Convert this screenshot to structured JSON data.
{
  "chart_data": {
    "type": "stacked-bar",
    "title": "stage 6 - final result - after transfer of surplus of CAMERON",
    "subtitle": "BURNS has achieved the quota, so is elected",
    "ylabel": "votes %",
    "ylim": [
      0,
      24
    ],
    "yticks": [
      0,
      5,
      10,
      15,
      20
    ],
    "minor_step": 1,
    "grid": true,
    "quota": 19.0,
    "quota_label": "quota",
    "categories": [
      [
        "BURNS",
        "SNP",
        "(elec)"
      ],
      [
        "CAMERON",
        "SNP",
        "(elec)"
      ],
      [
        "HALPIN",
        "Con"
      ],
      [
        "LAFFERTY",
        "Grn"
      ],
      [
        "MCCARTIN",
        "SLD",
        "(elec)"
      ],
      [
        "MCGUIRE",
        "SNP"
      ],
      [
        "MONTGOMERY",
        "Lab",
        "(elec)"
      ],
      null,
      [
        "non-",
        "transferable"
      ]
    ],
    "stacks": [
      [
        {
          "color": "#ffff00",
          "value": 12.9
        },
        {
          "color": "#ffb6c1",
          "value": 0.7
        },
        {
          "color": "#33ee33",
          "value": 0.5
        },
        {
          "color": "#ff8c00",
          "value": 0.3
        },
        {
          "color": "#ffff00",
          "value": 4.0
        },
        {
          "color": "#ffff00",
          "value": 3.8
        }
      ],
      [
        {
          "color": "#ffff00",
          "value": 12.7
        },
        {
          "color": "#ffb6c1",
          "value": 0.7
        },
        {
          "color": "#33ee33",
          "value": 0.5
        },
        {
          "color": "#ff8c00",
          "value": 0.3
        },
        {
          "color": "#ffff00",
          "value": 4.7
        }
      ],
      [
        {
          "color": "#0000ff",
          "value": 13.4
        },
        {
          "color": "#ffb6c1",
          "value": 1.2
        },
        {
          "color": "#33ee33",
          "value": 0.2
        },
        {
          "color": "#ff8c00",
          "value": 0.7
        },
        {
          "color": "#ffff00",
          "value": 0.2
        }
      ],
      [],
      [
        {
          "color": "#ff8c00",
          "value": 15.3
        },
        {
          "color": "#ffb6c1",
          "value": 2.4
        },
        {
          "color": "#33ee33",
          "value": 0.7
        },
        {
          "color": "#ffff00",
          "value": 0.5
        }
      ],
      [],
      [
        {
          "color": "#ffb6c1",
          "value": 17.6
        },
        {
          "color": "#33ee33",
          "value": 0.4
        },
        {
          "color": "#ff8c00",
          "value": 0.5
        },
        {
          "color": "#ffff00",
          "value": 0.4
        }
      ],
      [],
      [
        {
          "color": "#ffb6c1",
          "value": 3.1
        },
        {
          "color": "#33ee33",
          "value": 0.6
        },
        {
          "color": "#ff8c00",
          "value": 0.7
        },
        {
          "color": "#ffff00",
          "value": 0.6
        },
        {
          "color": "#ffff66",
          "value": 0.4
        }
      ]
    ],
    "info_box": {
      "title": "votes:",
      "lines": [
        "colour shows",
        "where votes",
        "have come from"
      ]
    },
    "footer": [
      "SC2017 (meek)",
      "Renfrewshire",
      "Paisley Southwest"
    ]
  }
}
+++
Set down all of the entries exactly, please.

Convert this screenshot to structured JSON data.
{
  "chart_data": {
    "type": "stacked-bar",
    "title": "stage 6 - final result - after transfer of surplus of CAMERON",
    "subtitle": "BURNS has achieved the quota, so is elected",
    "ylabel": "votes %",
    "ylim": [
      0,
      24
    ],
    "yticks": [
      0,
      5,
      10,
      15,
      20
    ],
    "minor_step": 1,
    "grid": true,
    "quota": 19.0,
    "quota_label": "quota",
    "categories": [
      [
        "BURNS",
        "SNP",
        "(elec)"
      ],
      [
        "CAMERON",
        "SNP",
        "(elec)"
      ],
      [
        "HALPIN",
        "Con"
      ],
      [
        "LAFFERTY",
        "Grn"
      ],
      [
        "MCCARTIN",
        "SLD",
        "(elec)"
      ],
      [
        "MCGUIRE",
        "SNP"
      ],
      [
        "MONTGOMERY",
        "Lab",
        "(elec)"
      ],
      null,
      [
        "non-",
        "transferable"
      ]
    ],
    "stacks": [
      [
        {
          "color": "#ffff00",
          "value": 12.9
        },
        {
          "color": "#ffb6c1",
          "value": 0.7
        },
        {
          "color": "#33ee33",
          "value": 0.5
        },
        {
          "color": "#ff8c00",
          "value": 0.3
        },
        {
          "color": "#ffff00",
          "value": 4.0
        },
        {
          "color": "#ffff00",
          "value": 3.8
        }
      ],
      [
        {
          "color": "#ffff00",
          "value": 12.7
        },
        {
          "color": "#ffb6c1",
          "value": 0.7
        },
        {
          "color": "#33ee33",
          "value": 0.5
        },
        {
          "color": "#ff8c00",
          "value": 0.3
        },
        {
          "color": "#ffff00",
          "value": 4.7
        }
      ],
      [
        {
          "color": "#0000ff",
          "value": 13.4
        },
        {
          "color": "#ffb6c1",
          "value": 1.2
        },
        {
          "color": "#33ee33",
          "value": 0.2
        },
        {
          "color": "#ff8c00",
          "value": 0.7
        },
        {
          "color": "#ffff00",
          "value": 0.2
        }
      ],
      [],
      [
        {
          "color": "#ff8c00",
          "value": 15.3
        },
        {
          "color": "#ffb6c1",
          "value": 2.4
        },
        {
          "color": "#33ee33",
          "value": 0.7
        },
        {
          "color": "#ffff00",
          "value": 0.5
        }
      ],
      [],
      [
        {
          "color": "#ffb6c1",
          "value": 17.6
        },
        {
          "color": "#33ee33",
          "value": 0.4
        },
        {
          "color": "#ff8c00",
          "value": 0.5
        },
        {
          "color": "#ffff00",
          "value": 0.4
        }
      ],
      [],
      [
        {
          "color": "#ffb6c1",
          "value": 3.1
        },
        {
          "color": "#33ee33",
          "value": 0.6
        },
        {
          "color": "#ff8c00",
          "value": 0.7
        },
        {
          "color": "#ffff00",
          "value": 0.6
        },
        {
          "color": "#ffff66",
          "value": 0.4
        }
      ]
    ],
    "info_box": {
      "title": "votes:",
      "lines": [
        "colour shows",
        "where votes",
        "have come from"
      ]
    },
    "footer": [
      "SC2017 (meek)",
      "Renfrewshire",
      "Paisley Southwest"
    ]
  }
}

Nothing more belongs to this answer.